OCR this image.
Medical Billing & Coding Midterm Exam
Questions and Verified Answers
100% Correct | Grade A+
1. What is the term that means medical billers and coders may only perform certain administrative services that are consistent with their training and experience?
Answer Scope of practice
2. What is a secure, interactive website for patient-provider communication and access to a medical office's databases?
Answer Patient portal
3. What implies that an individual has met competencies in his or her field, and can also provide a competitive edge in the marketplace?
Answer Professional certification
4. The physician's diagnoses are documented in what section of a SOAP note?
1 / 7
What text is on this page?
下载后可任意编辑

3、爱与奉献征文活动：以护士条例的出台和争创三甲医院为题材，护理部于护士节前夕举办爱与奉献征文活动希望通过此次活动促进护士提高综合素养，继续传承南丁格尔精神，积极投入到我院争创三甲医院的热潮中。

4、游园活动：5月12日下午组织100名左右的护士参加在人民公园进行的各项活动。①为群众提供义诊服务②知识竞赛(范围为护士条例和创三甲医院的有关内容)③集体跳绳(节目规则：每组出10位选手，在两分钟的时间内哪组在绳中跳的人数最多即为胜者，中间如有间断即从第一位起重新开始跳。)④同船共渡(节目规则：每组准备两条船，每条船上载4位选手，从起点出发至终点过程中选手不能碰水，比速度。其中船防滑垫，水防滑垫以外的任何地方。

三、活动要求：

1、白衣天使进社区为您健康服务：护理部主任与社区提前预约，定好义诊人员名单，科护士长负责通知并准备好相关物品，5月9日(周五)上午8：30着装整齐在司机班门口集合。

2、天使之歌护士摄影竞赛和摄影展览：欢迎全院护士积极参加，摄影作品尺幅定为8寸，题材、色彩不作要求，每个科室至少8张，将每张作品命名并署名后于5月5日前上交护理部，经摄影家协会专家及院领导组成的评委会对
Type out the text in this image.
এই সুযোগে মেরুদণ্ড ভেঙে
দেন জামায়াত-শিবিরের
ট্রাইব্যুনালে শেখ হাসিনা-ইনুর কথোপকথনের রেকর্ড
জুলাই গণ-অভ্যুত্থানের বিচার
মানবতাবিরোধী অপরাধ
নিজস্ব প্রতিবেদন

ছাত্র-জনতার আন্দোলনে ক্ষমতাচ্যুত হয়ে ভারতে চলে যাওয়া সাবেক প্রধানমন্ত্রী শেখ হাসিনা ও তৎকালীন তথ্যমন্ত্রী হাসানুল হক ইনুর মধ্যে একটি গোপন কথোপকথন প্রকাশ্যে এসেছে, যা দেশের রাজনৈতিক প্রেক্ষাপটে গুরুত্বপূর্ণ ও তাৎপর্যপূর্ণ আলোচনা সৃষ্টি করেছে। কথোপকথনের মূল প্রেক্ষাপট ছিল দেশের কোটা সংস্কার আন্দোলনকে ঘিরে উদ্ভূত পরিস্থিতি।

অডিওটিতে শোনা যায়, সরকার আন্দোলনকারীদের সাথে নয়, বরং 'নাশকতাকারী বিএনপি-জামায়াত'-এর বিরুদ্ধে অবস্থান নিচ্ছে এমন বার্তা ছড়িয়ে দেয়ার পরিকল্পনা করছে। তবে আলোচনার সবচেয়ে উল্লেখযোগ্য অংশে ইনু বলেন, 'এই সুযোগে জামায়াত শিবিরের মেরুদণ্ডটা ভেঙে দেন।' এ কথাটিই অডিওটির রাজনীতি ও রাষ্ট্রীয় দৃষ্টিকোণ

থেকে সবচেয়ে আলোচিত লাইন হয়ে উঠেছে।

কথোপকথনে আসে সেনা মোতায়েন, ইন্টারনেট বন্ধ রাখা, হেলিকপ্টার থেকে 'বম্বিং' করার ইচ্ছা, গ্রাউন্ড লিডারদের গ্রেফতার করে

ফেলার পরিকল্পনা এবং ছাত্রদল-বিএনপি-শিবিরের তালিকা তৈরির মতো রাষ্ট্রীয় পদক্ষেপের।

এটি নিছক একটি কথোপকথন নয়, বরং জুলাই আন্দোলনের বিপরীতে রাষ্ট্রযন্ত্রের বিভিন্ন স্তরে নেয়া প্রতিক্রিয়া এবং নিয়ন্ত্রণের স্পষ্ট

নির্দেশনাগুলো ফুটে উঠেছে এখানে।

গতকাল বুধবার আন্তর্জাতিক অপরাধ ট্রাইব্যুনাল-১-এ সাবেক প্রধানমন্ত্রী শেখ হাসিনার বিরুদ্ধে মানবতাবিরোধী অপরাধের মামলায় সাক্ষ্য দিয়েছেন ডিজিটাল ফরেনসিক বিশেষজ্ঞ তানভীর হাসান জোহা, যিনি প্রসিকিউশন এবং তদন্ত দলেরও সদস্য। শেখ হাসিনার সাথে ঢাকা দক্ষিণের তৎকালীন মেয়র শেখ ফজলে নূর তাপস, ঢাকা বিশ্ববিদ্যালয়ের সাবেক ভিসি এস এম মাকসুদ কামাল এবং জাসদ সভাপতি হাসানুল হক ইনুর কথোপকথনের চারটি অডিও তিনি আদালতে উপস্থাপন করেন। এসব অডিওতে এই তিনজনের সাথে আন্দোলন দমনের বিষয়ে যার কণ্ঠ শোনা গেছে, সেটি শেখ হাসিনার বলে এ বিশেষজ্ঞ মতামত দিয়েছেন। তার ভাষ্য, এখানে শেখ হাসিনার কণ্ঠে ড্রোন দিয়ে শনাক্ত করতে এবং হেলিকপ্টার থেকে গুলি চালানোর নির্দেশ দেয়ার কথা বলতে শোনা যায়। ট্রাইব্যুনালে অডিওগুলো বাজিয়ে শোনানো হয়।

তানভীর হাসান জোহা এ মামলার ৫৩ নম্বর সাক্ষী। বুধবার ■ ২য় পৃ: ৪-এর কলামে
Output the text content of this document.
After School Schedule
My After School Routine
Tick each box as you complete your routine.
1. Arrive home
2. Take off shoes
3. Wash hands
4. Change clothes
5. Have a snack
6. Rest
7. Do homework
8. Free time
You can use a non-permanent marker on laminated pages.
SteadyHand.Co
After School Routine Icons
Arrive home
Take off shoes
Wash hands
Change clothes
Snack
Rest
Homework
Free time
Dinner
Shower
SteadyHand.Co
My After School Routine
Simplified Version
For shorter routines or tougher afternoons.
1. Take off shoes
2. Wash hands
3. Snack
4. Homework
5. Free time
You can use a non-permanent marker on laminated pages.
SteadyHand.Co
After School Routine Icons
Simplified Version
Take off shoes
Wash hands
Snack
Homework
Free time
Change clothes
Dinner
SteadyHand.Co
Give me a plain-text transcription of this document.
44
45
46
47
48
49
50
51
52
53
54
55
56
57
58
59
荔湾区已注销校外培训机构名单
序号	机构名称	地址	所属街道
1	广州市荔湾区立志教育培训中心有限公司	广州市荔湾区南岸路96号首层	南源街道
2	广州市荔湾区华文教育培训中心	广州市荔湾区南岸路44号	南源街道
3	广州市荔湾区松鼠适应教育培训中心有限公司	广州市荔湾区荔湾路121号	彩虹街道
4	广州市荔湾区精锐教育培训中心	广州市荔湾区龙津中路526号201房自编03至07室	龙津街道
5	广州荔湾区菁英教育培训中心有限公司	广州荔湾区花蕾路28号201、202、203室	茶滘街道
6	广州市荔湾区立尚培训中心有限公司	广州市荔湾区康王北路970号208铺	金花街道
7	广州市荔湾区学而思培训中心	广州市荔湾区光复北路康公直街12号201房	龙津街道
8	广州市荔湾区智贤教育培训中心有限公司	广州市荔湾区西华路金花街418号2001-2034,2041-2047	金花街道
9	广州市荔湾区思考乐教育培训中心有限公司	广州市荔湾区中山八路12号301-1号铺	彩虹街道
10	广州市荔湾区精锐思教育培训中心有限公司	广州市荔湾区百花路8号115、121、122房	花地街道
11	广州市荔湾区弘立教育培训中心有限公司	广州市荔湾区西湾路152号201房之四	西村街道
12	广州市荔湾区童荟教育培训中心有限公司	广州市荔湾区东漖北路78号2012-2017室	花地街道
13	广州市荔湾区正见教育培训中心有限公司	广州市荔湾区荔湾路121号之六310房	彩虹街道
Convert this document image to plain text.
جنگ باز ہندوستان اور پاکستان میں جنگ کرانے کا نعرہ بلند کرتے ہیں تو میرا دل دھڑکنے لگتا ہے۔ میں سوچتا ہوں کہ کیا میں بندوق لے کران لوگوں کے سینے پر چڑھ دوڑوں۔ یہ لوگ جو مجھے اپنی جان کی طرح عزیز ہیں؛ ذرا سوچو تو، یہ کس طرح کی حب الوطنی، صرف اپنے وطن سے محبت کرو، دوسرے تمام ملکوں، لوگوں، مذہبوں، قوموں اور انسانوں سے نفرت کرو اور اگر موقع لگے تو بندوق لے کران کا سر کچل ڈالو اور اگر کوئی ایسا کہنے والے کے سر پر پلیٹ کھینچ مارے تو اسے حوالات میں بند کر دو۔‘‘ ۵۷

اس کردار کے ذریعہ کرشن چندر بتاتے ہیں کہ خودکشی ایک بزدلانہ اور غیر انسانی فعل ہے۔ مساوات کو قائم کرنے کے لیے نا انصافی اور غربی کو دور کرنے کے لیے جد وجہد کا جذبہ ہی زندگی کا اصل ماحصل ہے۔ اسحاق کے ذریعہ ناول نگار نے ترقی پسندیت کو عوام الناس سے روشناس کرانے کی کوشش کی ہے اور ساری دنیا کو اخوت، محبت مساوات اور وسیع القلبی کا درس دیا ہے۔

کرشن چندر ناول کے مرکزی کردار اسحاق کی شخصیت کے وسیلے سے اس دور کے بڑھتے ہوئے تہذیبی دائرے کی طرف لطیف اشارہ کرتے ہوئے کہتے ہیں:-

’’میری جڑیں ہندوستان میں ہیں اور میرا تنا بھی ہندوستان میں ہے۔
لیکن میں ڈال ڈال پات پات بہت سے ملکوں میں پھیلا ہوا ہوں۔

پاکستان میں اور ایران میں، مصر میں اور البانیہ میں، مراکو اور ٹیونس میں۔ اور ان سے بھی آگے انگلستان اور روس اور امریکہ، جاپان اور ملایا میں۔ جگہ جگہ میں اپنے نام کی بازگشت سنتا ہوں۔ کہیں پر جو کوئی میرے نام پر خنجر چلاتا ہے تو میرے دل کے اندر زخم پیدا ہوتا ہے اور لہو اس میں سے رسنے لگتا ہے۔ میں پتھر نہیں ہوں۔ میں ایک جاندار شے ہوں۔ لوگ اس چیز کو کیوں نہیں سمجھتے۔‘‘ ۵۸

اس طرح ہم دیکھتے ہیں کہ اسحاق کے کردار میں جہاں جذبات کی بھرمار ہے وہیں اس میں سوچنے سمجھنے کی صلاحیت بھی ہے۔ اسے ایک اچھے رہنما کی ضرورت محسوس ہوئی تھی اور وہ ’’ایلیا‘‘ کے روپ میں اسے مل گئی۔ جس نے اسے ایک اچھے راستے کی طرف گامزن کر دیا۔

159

____

**Objective**: Count each line where the string "کردار" occurs, and write only the number.

**Task solution**: 3